* START *

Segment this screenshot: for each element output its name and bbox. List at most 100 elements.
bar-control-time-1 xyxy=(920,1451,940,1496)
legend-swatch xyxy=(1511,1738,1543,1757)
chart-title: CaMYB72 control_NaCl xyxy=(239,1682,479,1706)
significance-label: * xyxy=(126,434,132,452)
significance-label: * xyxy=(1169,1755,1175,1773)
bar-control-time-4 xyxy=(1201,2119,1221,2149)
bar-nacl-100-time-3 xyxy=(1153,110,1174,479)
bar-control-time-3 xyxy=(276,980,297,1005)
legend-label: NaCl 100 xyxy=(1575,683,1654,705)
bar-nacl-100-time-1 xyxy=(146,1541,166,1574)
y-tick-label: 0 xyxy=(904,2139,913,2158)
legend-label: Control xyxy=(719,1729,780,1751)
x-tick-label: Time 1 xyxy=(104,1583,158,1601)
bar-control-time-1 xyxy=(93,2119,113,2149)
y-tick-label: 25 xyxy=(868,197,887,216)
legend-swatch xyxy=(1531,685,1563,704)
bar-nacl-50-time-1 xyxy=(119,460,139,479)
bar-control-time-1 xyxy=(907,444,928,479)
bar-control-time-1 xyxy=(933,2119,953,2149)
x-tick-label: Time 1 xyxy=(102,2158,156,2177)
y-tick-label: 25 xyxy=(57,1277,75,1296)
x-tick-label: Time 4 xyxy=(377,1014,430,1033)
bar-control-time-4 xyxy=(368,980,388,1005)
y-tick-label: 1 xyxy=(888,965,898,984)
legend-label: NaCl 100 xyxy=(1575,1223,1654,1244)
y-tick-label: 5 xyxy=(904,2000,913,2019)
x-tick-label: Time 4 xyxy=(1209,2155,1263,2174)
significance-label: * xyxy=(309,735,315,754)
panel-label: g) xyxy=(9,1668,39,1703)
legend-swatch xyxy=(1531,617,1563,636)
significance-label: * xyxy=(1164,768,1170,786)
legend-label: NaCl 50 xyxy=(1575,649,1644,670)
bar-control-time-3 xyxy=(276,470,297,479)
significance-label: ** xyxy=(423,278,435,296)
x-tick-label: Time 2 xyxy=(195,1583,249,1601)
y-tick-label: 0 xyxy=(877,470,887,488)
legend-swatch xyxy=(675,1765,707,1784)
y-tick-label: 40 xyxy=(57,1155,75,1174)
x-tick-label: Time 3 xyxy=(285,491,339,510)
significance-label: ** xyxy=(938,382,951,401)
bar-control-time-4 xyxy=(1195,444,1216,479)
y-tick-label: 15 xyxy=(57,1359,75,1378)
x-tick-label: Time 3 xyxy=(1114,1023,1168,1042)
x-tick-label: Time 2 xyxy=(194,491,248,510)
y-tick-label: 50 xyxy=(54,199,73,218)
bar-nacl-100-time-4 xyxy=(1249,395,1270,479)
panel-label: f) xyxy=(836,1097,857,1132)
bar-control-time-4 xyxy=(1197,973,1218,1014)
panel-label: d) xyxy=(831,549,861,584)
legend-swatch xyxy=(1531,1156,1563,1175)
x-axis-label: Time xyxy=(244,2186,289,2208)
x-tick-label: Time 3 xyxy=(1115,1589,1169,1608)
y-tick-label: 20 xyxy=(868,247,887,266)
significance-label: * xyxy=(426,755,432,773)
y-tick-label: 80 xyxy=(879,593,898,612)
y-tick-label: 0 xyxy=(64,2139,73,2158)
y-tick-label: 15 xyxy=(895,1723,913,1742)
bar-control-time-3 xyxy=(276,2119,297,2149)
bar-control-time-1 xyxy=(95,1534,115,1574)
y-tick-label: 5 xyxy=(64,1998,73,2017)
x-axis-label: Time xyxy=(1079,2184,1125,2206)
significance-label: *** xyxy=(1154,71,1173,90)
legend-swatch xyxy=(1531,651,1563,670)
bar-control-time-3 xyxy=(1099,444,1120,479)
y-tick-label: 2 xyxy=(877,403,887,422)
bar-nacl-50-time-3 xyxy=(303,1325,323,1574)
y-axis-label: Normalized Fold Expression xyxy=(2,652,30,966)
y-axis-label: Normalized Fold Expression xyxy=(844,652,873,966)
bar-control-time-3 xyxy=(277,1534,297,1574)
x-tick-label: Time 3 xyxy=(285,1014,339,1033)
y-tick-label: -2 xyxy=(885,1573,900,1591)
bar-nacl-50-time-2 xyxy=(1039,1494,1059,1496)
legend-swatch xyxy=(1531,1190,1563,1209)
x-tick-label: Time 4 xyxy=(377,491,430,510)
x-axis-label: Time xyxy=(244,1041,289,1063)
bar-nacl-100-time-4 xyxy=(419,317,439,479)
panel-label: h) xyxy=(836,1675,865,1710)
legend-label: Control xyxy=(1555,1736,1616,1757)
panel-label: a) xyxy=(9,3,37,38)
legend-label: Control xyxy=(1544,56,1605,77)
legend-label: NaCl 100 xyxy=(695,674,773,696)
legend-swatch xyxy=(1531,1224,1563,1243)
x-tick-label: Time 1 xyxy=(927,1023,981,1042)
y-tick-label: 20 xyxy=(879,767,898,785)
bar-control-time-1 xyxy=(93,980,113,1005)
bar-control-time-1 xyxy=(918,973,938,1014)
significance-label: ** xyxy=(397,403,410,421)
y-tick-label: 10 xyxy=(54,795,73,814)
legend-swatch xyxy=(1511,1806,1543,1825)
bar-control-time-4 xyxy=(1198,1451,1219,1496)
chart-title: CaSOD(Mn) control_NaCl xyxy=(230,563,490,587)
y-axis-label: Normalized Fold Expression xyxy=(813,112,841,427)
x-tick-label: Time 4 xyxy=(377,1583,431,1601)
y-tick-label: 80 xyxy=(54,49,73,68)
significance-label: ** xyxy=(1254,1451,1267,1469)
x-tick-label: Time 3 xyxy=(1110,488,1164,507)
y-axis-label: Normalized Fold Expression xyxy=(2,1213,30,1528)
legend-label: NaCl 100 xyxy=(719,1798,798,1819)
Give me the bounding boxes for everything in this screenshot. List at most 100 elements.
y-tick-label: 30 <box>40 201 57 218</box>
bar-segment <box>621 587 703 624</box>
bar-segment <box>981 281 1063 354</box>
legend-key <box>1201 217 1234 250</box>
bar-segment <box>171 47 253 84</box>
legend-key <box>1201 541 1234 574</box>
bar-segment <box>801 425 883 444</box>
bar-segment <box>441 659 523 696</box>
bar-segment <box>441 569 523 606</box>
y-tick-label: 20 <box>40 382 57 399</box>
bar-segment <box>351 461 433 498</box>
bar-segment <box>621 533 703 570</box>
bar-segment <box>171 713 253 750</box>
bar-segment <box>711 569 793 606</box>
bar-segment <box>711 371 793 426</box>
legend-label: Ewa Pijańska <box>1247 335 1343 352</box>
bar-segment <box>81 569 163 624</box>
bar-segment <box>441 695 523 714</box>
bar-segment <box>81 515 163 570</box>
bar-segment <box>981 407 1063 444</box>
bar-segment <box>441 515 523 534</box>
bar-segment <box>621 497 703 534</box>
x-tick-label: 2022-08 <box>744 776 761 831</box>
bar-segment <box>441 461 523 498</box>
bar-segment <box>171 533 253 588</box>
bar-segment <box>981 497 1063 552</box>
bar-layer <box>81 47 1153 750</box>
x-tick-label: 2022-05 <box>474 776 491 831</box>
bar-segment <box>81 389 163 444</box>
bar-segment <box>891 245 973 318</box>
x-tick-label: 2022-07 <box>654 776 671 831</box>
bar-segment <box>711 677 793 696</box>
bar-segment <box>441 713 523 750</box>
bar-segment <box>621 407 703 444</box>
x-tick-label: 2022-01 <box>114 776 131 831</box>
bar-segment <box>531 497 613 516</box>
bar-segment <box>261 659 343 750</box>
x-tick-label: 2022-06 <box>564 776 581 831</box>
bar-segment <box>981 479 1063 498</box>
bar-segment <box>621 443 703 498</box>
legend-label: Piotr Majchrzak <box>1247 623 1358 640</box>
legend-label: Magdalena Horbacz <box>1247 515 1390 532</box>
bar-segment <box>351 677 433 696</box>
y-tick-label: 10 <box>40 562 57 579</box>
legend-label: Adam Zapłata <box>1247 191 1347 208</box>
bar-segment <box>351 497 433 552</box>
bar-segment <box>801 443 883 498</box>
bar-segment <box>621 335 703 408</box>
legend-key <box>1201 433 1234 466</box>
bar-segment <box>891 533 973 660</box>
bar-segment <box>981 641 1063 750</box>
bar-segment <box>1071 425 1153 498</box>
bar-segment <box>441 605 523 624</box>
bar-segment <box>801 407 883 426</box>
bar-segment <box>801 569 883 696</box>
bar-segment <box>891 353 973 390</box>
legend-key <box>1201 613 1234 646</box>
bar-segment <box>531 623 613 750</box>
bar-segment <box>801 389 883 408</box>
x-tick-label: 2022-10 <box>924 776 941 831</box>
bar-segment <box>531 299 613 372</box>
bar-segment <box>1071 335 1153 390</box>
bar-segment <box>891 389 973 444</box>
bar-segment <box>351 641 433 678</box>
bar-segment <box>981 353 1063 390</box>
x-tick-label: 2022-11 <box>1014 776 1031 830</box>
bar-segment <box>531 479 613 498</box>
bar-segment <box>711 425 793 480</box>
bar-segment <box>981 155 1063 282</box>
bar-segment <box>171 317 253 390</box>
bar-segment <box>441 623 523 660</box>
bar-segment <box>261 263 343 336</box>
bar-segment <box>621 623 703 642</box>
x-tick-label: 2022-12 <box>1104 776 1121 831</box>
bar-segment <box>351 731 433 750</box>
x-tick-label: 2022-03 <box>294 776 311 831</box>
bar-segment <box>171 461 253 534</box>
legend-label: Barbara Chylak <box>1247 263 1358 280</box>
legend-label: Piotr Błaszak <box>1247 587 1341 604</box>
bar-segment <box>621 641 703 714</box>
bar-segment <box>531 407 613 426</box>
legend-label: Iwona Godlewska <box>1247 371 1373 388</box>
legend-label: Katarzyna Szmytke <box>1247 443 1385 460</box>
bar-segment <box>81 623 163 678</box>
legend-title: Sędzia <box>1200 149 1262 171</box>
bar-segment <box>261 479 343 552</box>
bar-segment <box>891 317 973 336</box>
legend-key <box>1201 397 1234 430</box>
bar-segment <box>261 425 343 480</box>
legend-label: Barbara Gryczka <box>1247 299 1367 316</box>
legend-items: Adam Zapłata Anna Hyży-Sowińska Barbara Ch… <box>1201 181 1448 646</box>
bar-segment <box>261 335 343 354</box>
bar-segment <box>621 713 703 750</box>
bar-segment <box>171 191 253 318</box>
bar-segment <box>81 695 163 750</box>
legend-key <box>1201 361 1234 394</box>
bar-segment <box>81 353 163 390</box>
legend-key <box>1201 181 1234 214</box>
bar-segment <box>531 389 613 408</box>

* END *

Format the data above, from its first line through the line that contains "chart-title: CaMYB72 control_NaCl", as a JSON list of strings with one string per line. Leave out any blank lines.

Result for this task:
[
  "Segment this screenshot: for each element output its name and bbox. List at most 100 elements.",
  "bar-control-time-1 xyxy=(920,1451,940,1496)",
  "legend-swatch xyxy=(1511,1738,1543,1757)",
  "chart-title: CaMYB72 control_NaCl xyxy=(239,1682,479,1706)"
]